**Task directions**
Copy out everything from the start of the data down to and including the line containing "left-entry-line: Mancebo, voyez", replacing "herbe" with "plante" and leaving all else unchanged.
** BEGIN Supplied information **
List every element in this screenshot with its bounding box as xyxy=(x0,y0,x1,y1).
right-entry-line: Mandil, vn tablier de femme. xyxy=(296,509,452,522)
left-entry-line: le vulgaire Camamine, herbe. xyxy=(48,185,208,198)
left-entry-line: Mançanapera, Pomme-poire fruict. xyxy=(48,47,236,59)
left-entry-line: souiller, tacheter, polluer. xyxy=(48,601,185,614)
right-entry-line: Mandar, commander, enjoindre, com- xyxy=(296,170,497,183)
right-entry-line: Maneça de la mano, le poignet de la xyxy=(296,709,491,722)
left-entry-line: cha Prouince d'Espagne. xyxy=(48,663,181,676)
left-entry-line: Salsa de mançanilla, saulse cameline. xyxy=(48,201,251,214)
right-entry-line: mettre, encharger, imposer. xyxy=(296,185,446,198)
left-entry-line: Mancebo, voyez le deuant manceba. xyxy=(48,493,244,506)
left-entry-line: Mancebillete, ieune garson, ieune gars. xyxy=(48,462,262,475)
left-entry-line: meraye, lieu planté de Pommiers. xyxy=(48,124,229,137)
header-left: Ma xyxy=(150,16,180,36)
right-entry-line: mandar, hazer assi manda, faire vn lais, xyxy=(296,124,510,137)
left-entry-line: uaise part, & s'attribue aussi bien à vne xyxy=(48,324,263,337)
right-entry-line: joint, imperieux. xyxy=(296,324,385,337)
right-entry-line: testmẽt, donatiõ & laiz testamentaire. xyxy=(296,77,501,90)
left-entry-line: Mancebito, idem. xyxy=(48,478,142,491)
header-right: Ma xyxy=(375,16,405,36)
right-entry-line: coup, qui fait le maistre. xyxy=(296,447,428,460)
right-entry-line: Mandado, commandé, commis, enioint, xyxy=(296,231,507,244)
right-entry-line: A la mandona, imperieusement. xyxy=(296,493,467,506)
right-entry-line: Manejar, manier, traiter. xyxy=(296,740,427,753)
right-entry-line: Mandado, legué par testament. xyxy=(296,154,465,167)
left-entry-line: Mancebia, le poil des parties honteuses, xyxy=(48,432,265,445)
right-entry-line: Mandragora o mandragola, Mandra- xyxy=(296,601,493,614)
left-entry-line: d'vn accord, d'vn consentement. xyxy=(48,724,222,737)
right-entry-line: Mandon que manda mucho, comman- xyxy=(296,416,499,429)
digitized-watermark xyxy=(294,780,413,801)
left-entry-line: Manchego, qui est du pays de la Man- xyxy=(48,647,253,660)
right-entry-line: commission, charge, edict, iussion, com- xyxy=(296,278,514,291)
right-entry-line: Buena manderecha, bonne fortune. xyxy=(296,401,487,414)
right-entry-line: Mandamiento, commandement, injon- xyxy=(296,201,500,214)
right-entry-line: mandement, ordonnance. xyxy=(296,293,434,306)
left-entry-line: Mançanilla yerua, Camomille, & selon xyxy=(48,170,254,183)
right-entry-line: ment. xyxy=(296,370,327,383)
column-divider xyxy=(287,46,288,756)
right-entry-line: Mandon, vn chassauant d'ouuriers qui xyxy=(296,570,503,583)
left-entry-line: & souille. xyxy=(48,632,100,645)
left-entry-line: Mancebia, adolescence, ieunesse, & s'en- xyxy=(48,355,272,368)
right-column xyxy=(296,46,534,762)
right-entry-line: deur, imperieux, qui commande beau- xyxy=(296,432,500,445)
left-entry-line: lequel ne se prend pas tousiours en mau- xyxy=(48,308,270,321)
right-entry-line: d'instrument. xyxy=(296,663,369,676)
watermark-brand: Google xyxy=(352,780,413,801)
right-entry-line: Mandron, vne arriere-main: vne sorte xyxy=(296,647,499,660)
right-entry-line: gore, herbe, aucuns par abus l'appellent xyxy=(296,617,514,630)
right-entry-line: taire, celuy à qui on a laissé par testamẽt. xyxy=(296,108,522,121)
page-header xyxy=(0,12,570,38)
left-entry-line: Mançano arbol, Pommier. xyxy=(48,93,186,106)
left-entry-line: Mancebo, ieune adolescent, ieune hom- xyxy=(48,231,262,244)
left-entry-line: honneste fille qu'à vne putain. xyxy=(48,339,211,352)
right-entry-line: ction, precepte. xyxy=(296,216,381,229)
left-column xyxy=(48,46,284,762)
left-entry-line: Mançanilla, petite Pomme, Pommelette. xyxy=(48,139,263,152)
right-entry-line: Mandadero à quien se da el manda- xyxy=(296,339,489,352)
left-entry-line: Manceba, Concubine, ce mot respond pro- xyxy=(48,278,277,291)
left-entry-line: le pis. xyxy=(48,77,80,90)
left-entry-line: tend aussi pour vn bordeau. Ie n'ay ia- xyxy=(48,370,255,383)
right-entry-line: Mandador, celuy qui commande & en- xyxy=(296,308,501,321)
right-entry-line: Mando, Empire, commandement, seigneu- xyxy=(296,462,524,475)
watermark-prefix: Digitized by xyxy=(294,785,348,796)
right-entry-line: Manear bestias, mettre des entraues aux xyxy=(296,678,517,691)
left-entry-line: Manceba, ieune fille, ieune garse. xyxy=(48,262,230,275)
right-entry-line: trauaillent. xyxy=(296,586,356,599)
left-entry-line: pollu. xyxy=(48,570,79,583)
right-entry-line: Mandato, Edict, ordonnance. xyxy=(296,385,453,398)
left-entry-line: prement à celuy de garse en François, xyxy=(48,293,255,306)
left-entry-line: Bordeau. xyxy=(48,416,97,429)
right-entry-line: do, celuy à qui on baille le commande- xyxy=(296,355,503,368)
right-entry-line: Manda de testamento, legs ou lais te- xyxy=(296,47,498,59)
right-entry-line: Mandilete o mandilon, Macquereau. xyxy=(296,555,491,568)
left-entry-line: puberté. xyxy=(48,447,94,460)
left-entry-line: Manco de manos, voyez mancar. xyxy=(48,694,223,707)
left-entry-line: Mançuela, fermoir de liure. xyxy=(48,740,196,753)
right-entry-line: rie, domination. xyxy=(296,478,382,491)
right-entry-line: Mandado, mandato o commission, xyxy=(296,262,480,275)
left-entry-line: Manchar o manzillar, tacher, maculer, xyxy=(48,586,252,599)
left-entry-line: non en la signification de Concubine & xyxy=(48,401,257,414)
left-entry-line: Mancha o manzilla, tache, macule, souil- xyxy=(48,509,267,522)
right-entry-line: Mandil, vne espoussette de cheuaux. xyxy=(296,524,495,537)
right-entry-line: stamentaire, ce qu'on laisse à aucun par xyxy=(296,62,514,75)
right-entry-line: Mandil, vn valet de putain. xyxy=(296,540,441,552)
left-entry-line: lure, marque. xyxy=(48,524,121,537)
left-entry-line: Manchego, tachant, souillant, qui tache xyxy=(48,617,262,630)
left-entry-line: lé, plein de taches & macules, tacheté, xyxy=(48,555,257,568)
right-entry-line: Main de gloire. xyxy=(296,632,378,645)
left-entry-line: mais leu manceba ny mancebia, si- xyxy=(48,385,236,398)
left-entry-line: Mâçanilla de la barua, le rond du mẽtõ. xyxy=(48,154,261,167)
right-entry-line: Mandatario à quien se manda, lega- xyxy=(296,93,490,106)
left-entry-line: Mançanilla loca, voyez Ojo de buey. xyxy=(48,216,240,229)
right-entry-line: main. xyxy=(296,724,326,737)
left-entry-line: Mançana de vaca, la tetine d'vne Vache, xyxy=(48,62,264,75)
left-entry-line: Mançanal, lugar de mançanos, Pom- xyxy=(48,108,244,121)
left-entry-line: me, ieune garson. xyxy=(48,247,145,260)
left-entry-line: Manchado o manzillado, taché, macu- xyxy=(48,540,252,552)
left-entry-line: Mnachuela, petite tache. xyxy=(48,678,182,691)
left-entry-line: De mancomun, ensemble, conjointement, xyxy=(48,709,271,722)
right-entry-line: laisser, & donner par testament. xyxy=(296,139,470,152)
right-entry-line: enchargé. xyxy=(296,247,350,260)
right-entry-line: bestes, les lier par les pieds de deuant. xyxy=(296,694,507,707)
** END Supplied information **
**Full output**
List every element in this screenshot with its bounding box as xyxy=(x0,y0,x1,y1).
right-entry-line: Mandil, vn tablier de femme. xyxy=(296,509,452,522)
left-entry-line: le vulgaire Camamine, plante. xyxy=(48,185,208,198)
left-entry-line: Mançanapera, Pomme-poire fruict. xyxy=(48,47,236,59)
left-entry-line: souiller, tacheter, polluer. xyxy=(48,601,185,614)
right-entry-line: Mandar, commander, enjoindre, com- xyxy=(296,170,497,183)
right-entry-line: Maneça de la mano, le poignet de la xyxy=(296,709,491,722)
left-entry-line: cha Prouince d'Espagne. xyxy=(48,663,181,676)
left-entry-line: Salsa de mançanilla, saulse cameline. xyxy=(48,201,251,214)
right-entry-line: mettre, encharger, imposer. xyxy=(296,185,446,198)
left-entry-line: Mancebo, voyez le deuant manceba. xyxy=(48,493,244,506)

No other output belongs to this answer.